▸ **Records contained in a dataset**

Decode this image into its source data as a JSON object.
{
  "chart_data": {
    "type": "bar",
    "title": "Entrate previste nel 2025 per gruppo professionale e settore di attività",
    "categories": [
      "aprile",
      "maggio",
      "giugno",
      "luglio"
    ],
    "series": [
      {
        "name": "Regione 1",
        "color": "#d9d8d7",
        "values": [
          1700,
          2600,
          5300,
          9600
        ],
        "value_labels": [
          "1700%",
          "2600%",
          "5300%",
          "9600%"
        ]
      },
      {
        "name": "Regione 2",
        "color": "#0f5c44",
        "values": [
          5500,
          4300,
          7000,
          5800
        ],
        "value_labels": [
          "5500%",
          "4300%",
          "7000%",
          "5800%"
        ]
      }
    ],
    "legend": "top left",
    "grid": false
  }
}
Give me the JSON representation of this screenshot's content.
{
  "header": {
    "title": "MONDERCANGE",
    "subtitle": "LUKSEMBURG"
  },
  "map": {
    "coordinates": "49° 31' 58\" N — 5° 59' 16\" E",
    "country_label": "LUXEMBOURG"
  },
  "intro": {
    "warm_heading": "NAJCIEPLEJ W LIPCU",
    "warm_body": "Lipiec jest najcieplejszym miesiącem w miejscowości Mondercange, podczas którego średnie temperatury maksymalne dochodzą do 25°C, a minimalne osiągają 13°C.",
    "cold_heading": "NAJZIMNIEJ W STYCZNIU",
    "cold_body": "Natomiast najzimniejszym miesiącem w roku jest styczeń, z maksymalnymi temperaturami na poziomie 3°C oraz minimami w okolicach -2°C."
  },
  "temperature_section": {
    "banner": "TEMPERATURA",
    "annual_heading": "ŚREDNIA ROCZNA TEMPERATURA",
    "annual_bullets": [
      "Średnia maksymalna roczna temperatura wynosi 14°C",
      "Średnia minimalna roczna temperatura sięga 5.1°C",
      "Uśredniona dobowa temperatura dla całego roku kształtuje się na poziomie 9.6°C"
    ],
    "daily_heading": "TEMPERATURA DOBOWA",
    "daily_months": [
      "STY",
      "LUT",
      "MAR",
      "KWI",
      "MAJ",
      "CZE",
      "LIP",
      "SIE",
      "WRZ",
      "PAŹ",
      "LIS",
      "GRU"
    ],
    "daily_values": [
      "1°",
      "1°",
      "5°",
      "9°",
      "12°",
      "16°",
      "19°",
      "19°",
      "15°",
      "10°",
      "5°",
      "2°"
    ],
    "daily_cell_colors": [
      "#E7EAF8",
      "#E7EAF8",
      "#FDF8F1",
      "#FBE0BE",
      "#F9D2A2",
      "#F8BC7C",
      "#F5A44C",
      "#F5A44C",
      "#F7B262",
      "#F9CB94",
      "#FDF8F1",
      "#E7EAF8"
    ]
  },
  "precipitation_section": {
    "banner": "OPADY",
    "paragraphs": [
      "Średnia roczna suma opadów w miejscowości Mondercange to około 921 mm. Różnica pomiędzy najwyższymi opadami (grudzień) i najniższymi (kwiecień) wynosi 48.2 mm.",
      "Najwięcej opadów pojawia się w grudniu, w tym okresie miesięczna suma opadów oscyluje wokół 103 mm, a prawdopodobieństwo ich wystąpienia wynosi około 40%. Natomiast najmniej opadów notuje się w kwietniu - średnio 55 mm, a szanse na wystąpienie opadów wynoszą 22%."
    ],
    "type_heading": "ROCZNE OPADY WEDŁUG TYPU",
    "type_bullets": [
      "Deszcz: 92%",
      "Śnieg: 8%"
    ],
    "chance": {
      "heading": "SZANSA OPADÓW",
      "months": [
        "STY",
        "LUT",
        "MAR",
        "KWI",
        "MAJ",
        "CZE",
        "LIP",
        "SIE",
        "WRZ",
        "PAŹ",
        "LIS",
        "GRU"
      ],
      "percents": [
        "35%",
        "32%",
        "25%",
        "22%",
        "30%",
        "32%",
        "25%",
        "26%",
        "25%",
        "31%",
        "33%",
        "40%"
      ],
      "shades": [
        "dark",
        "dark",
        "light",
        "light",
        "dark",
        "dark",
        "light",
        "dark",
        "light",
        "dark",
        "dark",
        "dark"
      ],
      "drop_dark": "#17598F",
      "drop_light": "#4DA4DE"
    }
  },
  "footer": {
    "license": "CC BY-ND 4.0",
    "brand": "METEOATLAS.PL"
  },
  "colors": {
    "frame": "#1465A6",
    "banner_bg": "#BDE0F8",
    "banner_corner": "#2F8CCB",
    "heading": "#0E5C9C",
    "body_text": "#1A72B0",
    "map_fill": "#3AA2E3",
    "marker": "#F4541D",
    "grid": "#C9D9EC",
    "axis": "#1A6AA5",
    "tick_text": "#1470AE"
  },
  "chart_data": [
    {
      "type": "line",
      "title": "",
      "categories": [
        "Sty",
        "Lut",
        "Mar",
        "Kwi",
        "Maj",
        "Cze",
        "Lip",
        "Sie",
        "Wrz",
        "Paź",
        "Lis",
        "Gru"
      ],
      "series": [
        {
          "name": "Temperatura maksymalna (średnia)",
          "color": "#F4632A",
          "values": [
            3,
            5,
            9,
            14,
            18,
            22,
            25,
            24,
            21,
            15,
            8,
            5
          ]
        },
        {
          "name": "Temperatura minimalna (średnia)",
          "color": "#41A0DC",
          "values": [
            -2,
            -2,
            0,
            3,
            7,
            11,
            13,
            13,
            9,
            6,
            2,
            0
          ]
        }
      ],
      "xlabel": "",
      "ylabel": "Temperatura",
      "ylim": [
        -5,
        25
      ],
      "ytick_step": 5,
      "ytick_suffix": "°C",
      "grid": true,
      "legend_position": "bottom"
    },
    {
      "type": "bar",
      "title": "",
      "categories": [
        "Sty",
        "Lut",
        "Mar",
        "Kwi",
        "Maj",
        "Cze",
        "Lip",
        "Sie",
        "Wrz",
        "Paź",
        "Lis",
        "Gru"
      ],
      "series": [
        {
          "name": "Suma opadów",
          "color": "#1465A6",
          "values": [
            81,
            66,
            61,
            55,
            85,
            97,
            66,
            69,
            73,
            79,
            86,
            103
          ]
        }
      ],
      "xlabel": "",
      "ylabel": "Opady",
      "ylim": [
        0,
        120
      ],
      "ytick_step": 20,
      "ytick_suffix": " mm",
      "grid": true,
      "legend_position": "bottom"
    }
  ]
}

▸ **EXERCISE INSTRUCTIONS**
Repeat all of the entries exactly.

▸ **FULL SOLUTION**
Decode this image into its source data as a JSON object.
{
  "chart_data": {
    "type": "bar",
    "title": "Entrate previste nel 2025 per gruppo professionale e settore di attività",
    "categories": [
      "aprile",
      "maggio",
      "giugno",
      "luglio"
    ],
    "series": [
      {
        "name": "Regione 1",
        "color": "#d9d8d7",
        "values": [
          1700,
          2600,
          5300,
          9600
        ],
        "value_labels": [
          "1700%",
          "2600%",
          "5300%",
          "9600%"
        ]
      },
      {
        "name": "Regione 2",
        "color": "#0f5c44",
        "values": [
          5500,
          4300,
          7000,
          5800
        ],
        "value_labels": [
          "5500%",
          "4300%",
          "7000%",
          "5800%"
        ]
      }
    ],
    "legend": "top left",
    "grid": false
  }
}
Give me the JSON representation of this screenshot's content.
{
  "header": {
    "title": "MONDERCANGE",
    "subtitle": "LUKSEMBURG"
  },
  "map": {
    "coordinates": "49° 31' 58\" N — 5° 59' 16\" E",
    "country_label": "LUXEMBOURG"
  },
  "intro": {
    "warm_heading": "NAJCIEPLEJ W LIPCU",
    "warm_body": "Lipiec jest najcieplejszym miesiącem w miejscowości Mondercange, podczas którego średnie temperatury maksymalne dochodzą do 25°C, a minimalne osiągają 13°C.",
    "cold_heading": "NAJZIMNIEJ W STYCZNIU",
    "cold_body": "Natomiast najzimniejszym miesiącem w roku jest styczeń, z maksymalnymi temperaturami na poziomie 3°C oraz minimami w okolicach -2°C."
  },
  "temperature_section": {
    "banner": "TEMPERATURA",
    "annual_heading": "ŚREDNIA ROCZNA TEMPERATURA",
    "annual_bullets": [
      "Średnia maksymalna roczna temperatura wynosi 14°C",
      "Średnia minimalna roczna temperatura sięga 5.1°C",
      "Uśredniona dobowa temperatura dla całego roku kształtuje się na poziomie 9.6°C"
    ],
    "daily_heading": "TEMPERATURA DOBOWA",
    "daily_months": [
      "STY",
      "LUT",
      "MAR",
      "KWI",
      "MAJ",
      "CZE",
      "LIP",
      "SIE",
      "WRZ",
      "PAŹ",
      "LIS",
      "GRU"
    ],
    "daily_values": [
      "1°",
      "1°",
      "5°",
      "9°",
      "12°",
      "16°",
      "19°",
      "19°",
      "15°",
      "10°",
      "5°",
      "2°"
    ],
    "daily_cell_colors": [
      "#E7EAF8",
      "#E7EAF8",
      "#FDF8F1",
      "#FBE0BE",
      "#F9D2A2",
      "#F8BC7C",
      "#F5A44C",
      "#F5A44C",
      "#F7B262",
      "#F9CB94",
      "#FDF8F1",
      "#E7EAF8"
    ]
  },
  "precipitation_section": {
    "banner": "OPADY",
    "paragraphs": [
      "Średnia roczna suma opadów w miejscowości Mondercange to około 921 mm. Różnica pomiędzy najwyższymi opadami (grudzień) i najniższymi (kwiecień) wynosi 48.2 mm.",
      "Najwięcej opadów pojawia się w grudniu, w tym okresie miesięczna suma opadów oscyluje wokół 103 mm, a prawdopodobieństwo ich wystąpienia wynosi około 40%. Natomiast najmniej opadów notuje się w kwietniu - średnio 55 mm, a szanse na wystąpienie opadów wynoszą 22%."
    ],
    "type_heading": "ROCZNE OPADY WEDŁUG TYPU",
    "type_bullets": [
      "Deszcz: 92%",
      "Śnieg: 8%"
    ],
    "chance": {
      "heading": "SZANSA OPADÓW",
      "months": [
        "STY",
        "LUT",
        "MAR",
        "KWI",
        "MAJ",
        "CZE",
        "LIP",
        "SIE",
        "WRZ",
        "PAŹ",
        "LIS",
        "GRU"
      ],
      "percents": [
        "35%",
        "32%",
        "25%",
        "22%",
        "30%",
        "32%",
        "25%",
        "26%",
        "25%",
        "31%",
        "33%",
        "40%"
      ],
      "shades": [
        "dark",
        "dark",
        "light",
        "light",
        "dark",
        "dark",
        "light",
        "dark",
        "light",
        "dark",
        "dark",
        "dark"
      ],
      "drop_dark": "#17598F",
      "drop_light": "#4DA4DE"
    }
  },
  "footer": {
    "license": "CC BY-ND 4.0",
    "brand": "METEOATLAS.PL"
  },
  "colors": {
    "frame": "#1465A6",
    "banner_bg": "#BDE0F8",
    "banner_corner": "#2F8CCB",
    "heading": "#0E5C9C",
    "body_text": "#1A72B0",
    "map_fill": "#3AA2E3",
    "marker": "#F4541D",
    "grid": "#C9D9EC",
    "axis": "#1A6AA5",
    "tick_text": "#1470AE"
  },
  "chart_data": [
    {
      "type": "line",
      "title": "",
      "categories": [
        "Sty",
        "Lut",
        "Mar",
        "Kwi",
        "Maj",
        "Cze",
        "Lip",
        "Sie",
        "Wrz",
        "Paź",
        "Lis",
        "Gru"
      ],
      "series": [
        {
          "name": "Temperatura maksymalna (średnia)",
          "color": "#F4632A",
          "values": [
            3,
            5,
            9,
            14,
            18,
            22,
            25,
            24,
            21,
            15,
            8,
            5
          ]
        },
        {
          "name": "Temperatura minimalna (średnia)",
          "color": "#41A0DC",
          "values": [
            -2,
            -2,
            0,
            3,
            7,
            11,
            13,
            13,
            9,
            6,
            2,
            0
          ]
        }
      ],
      "xlabel": "",
      "ylabel": "Temperatura",
      "ylim": [
        -5,
        25
      ],
      "ytick_step": 5,
      "ytick_suffix": "°C",
      "grid": true,
      "legend_position": "bottom"
    },
    {
      "type": "bar",
      "title": "",
      "categories": [
        "Sty",
        "Lut",
        "Mar",
        "Kwi",
        "Maj",
        "Cze",
        "Lip",
        "Sie",
        "Wrz",
        "Paź",
        "Lis",
        "Gru"
      ],
      "series": [
        {
          "name": "Suma opadów",
          "color": "#1465A6",
          "values": [
            81,
            66,
            61,
            55,
            85,
            97,
            66,
            69,
            73,
            79,
            86,
            103
          ]
        }
      ],
      "xlabel": "",
      "ylabel": "Opady",
      "ylim": [
        0,
        120
      ],
      "ytick_step": 20,
      "ytick_suffix": " mm",
      "grid": true,
      "legend_position": "bottom"
    }
  ]
}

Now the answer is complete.